*Exercise requirements*. Exclude any images and output the remaining records exactly.

----- Material for the task

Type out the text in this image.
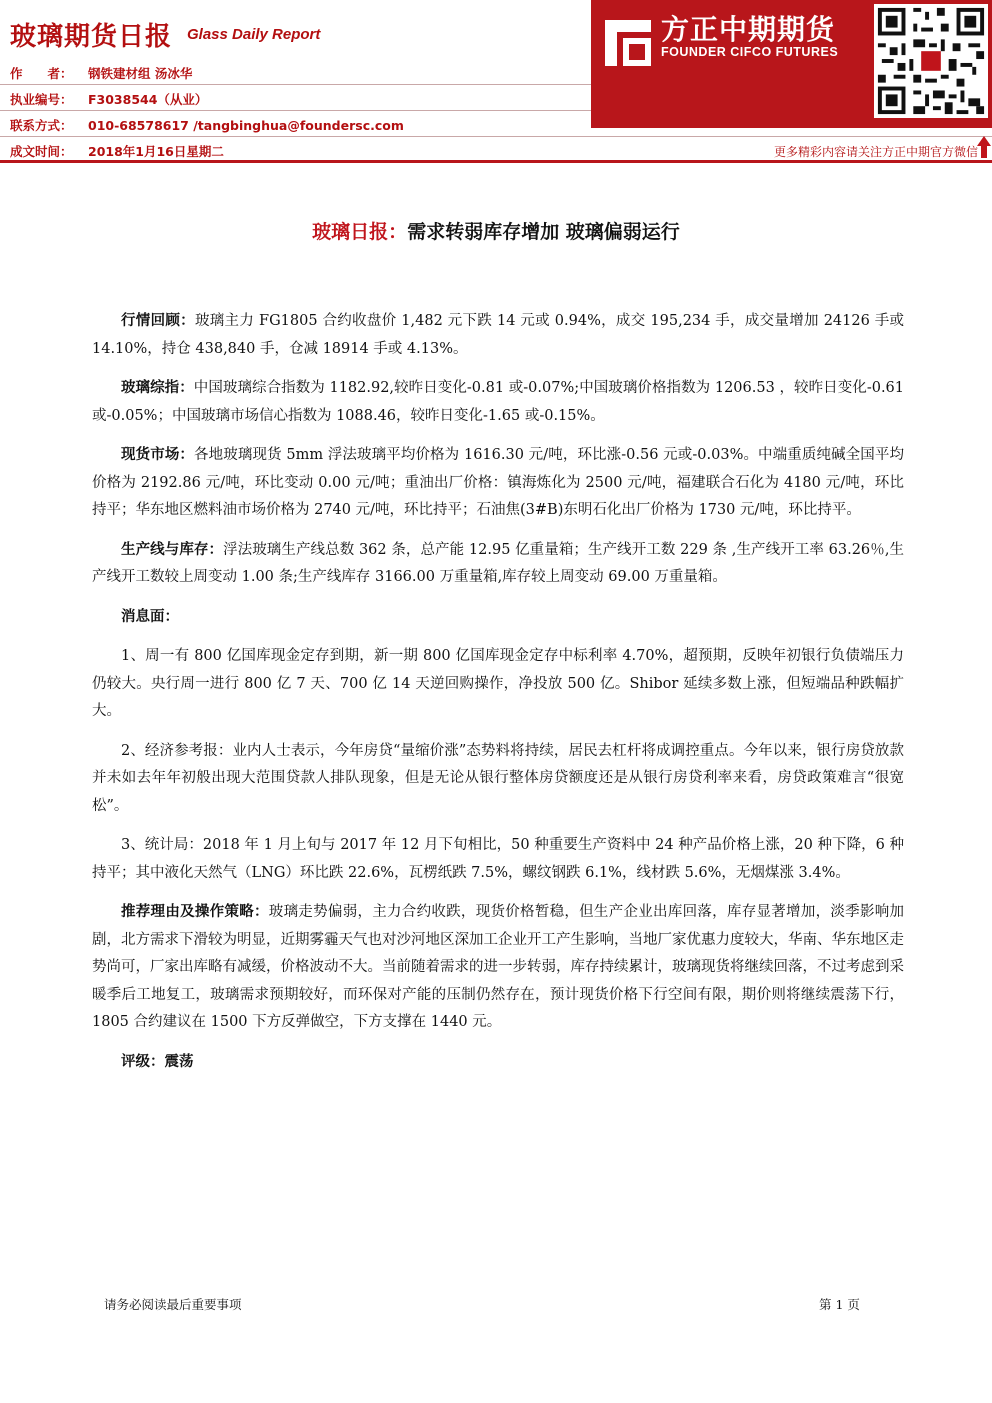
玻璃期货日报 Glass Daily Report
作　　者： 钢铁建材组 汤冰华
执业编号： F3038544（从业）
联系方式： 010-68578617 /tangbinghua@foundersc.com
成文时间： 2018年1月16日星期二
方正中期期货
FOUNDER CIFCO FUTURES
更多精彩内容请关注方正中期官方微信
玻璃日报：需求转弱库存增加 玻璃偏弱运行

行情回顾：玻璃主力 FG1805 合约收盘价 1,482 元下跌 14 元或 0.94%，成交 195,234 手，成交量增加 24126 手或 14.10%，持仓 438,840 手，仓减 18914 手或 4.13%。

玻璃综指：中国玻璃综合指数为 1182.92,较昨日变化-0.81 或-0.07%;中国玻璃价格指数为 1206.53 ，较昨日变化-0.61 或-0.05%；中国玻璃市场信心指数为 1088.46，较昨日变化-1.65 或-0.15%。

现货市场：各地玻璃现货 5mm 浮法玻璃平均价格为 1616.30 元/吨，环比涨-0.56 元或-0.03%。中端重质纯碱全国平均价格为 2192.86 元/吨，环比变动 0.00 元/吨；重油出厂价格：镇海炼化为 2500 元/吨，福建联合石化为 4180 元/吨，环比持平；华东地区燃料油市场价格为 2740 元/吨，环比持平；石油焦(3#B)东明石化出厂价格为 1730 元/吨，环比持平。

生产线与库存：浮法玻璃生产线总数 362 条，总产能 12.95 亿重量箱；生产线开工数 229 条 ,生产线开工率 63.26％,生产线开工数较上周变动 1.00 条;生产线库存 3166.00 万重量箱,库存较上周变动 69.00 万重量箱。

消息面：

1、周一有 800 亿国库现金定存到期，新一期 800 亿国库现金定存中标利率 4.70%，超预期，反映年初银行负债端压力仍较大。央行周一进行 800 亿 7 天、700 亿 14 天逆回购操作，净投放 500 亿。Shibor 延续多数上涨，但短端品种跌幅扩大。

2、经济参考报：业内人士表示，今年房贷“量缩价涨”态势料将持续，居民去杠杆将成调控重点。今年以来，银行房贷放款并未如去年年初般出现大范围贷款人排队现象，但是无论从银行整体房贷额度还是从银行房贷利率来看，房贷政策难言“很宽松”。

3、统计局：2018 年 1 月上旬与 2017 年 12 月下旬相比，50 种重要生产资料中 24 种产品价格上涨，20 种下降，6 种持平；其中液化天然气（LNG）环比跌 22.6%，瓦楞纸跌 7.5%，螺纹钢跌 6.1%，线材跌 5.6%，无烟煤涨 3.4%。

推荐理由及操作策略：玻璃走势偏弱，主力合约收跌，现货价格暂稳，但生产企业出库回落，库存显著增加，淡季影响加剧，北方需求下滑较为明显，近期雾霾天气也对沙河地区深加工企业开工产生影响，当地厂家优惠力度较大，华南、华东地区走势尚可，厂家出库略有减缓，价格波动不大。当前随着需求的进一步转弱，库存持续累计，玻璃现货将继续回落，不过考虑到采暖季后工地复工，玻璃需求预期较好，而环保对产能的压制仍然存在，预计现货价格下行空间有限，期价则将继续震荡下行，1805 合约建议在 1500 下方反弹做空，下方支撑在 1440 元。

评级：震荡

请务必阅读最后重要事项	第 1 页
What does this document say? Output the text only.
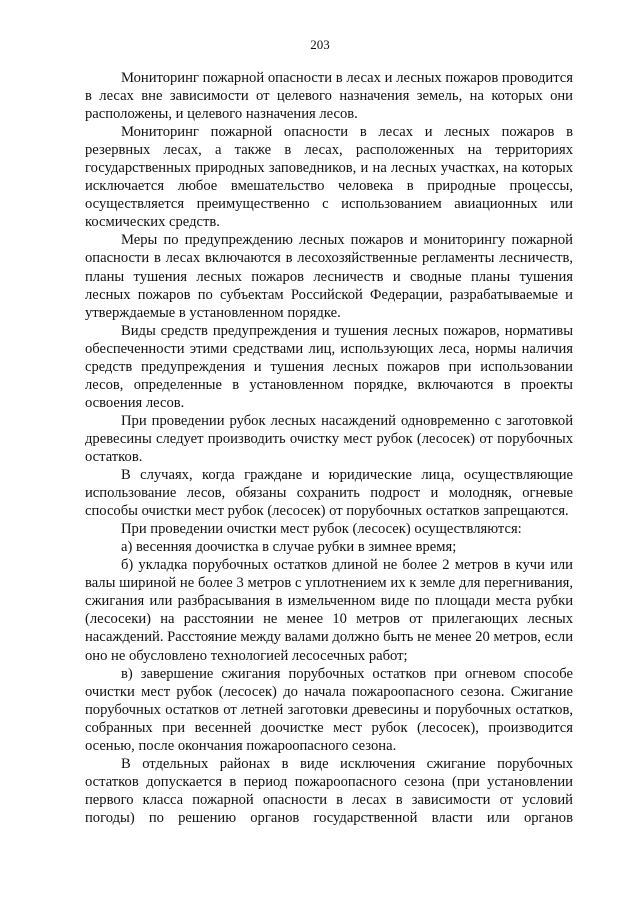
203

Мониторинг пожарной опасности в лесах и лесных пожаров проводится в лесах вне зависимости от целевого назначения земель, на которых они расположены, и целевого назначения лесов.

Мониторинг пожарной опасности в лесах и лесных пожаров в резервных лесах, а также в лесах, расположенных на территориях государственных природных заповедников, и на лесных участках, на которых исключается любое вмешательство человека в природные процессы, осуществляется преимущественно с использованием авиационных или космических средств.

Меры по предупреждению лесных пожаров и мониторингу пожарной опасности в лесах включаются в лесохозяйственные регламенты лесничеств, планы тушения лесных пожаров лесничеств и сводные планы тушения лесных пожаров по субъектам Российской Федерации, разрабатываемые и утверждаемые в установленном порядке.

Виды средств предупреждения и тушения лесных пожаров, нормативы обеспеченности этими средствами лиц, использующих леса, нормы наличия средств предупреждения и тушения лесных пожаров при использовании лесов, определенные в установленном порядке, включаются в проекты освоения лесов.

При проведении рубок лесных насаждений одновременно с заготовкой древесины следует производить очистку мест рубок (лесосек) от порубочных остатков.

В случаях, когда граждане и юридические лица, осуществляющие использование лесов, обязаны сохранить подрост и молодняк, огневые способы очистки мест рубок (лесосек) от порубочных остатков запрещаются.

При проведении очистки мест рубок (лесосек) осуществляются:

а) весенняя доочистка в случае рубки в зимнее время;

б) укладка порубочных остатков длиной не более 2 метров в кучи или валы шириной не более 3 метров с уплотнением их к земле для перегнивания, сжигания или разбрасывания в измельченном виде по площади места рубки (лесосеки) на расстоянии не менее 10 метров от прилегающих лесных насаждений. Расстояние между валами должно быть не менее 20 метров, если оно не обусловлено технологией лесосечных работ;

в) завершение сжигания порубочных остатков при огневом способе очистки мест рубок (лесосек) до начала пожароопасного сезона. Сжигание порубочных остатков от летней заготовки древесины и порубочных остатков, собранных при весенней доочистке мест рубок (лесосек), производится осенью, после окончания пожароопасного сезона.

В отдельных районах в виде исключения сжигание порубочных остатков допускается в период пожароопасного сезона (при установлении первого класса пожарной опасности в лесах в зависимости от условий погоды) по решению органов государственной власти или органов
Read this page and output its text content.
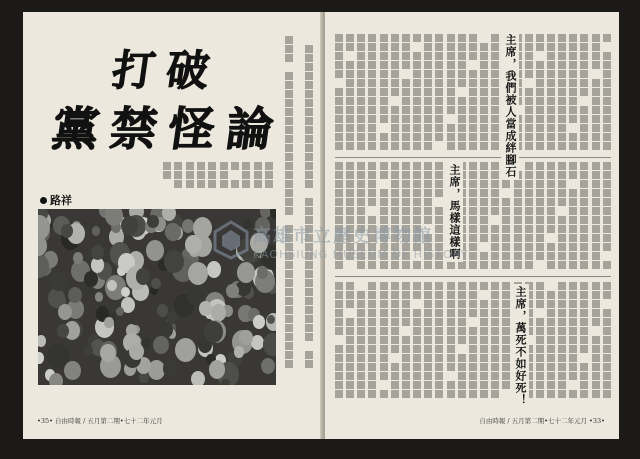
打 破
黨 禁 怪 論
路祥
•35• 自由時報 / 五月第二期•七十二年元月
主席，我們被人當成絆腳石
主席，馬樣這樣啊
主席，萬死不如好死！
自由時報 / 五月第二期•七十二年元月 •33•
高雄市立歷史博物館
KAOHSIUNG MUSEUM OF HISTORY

----------

*Expected output*.
Type out the text in this image.
玻璃期货日报 Glass Daily Report
作　　者： 钢铁建材组 汤冰华
执业编号： F3038544（从业）
联系方式： 010-68578617 /tangbinghua@foundersc.com
成文时间： 2018年1月16日星期二
方正中期期货
FOUNDER CIFCO FUTURES
更多精彩内容请关注方正中期官方微信
玻璃日报：需求转弱库存增加 玻璃偏弱运行

行情回顾：玻璃主力 FG1805 合约收盘价 1,482 元下跌 14 元或 0.94%，成交 195,234 手，成交量增加 24126 手或 14.10%，持仓 438,840 手，仓减 18914 手或 4.13%。

玻璃综指：中国玻璃综合指数为 1182.92,较昨日变化-0.81 或-0.07%;中国玻璃价格指数为 1206.53 ，较昨日变化-0.61 或-0.05%；中国玻璃市场信心指数为 1088.46，较昨日变化-1.65 或-0.15%。

现货市场：各地玻璃现货 5mm 浮法玻璃平均价格为 1616.30 元/吨，环比涨-0.56 元或-0.03%。中端重质纯碱全国平均价格为 2192.86 元/吨，环比变动 0.00 元/吨；重油出厂价格：镇海炼化为 2500 元/吨，福建联合石化为 4180 元/吨，环比持平；华东地区燃料油市场价格为 2740 元/吨，环比持平；石油焦(3#B)东明石化出厂价格为 1730 元/吨，环比持平。

生产线与库存：浮法玻璃生产线总数 362 条，总产能 12.95 亿重量箱；生产线开工数 229 条 ,生产线开工率 63.26％,生产线开工数较上周变动 1.00 条;生产线库存 3166.00 万重量箱,库存较上周变动 69.00 万重量箱。

消息面：

1、周一有 800 亿国库现金定存到期，新一期 800 亿国库现金定存中标利率 4.70%，超预期，反映年初银行负债端压力仍较大。央行周一进行 800 亿 7 天、700 亿 14 天逆回购操作，净投放 500 亿。Shibor 延续多数上涨，但短端品种跌幅扩大。

2、经济参考报：业内人士表示，今年房贷“量缩价涨”态势料将持续，居民去杠杆将成调控重点。今年以来，银行房贷放款并未如去年年初般出现大范围贷款人排队现象，但是无论从银行整体房贷额度还是从银行房贷利率来看，房贷政策难言“很宽松”。

3、统计局：2018 年 1 月上旬与 2017 年 12 月下旬相比，50 种重要生产资料中 24 种产品价格上涨，20 种下降，6 种持平；其中液化天然气（LNG）环比跌 22.6%，瓦楞纸跌 7.5%，螺纹钢跌 6.1%，线材跌 5.6%，无烟煤涨 3.4%。

推荐理由及操作策略：玻璃走势偏弱，主力合约收跌，现货价格暂稳，但生产企业出库回落，库存显著增加，淡季影响加剧，北方需求下滑较为明显，近期雾霾天气也对沙河地区深加工企业开工产生影响，当地厂家优惠力度较大，华南、华东地区走势尚可，厂家出库略有减缓，价格波动不大。当前随着需求的进一步转弱，库存持续累计，玻璃现货将继续回落，不过考虑到采暖季后工地复工，玻璃需求预期较好，而环保对产能的压制仍然存在，预计现货价格下行空间有限，期价则将继续震荡下行，1805 合约建议在 1500 下方反弹做空，下方支撑在 1440 元。

评级：震荡

请务必阅读最后重要事项	第 1 页
What does this document say? Output the text only.
203

Мониторинг пожарной опасности в лесах и лесных пожаров проводится в лесах вне зависимости от целевого назначения земель, на которых они расположены, и целевого назначения лесов.

Мониторинг пожарной опасности в лесах и лесных пожаров в резервных лесах, а также в лесах, расположенных на территориях государственных природных заповедников, и на лесных участках, на которых исключается любое вмешательство человека в природные процессы, осуществляется преимущественно с использованием авиационных или космических средств.

Меры по предупреждению лесных пожаров и мониторингу пожарной опасности в лесах включаются в лесохозяйственные регламенты лесничеств, планы тушения лесных пожаров лесничеств и сводные планы тушения лесных пожаров по субъектам Российской Федерации, разрабатываемые и утверждаемые в установленном порядке.

Виды средств предупреждения и тушения лесных пожаров, нормативы обеспеченности этими средствами лиц, использующих леса, нормы наличия средств предупреждения и тушения лесных пожаров при использовании лесов, определенные в установленном порядке, включаются в проекты освоения лесов.

При проведении рубок лесных насаждений одновременно с заготовкой древесины следует производить очистку мест рубок (лесосек) от порубочных остатков.

В случаях, когда граждане и юридические лица, осуществляющие использование лесов, обязаны сохранить подрост и молодняк, огневые способы очистки мест рубок (лесосек) от порубочных остатков запрещаются.

При проведении очистки мест рубок (лесосек) осуществляются:

а) весенняя доочистка в случае рубки в зимнее время;

б) укладка порубочных остатков длиной не более 2 метров в кучи или валы шириной не более 3 метров с уплотнением их к земле для перегнивания, сжигания или разбрасывания в измельченном виде по площади места рубки (лесосеки) на расстоянии не менее 10 метров от прилегающих лесных насаждений. Расстояние между валами должно быть не менее 20 метров, если оно не обусловлено технологией лесосечных работ;

в) завершение сжигания порубочных остатков при огневом способе очистки мест рубок (лесосек) до начала пожароопасного сезона. Сжигание порубочных остатков от летней заготовки древесины и порубочных остатков, собранных при весенней доочистке мест рубок (лесосек), производится осенью, после окончания пожароопасного сезона.

В отдельных районах в виде исключения сжигание порубочных остатков допускается в период пожароопасного сезона (при установлении первого класса пожарной опасности в лесах в зависимости от условий погоды) по решению органов государственной власти или органов
Read this page and output its text content.
打 破
黨 禁 怪 論
路祥
•35• 自由時報 / 五月第二期•七十二年元月
主席，我們被人當成絆腳石
主席，馬樣這樣啊
主席，萬死不如好死！
自由時報 / 五月第二期•七十二年元月 •33•
高雄市立歷史博物館
KAOHSIUNG MUSEUM OF HISTORY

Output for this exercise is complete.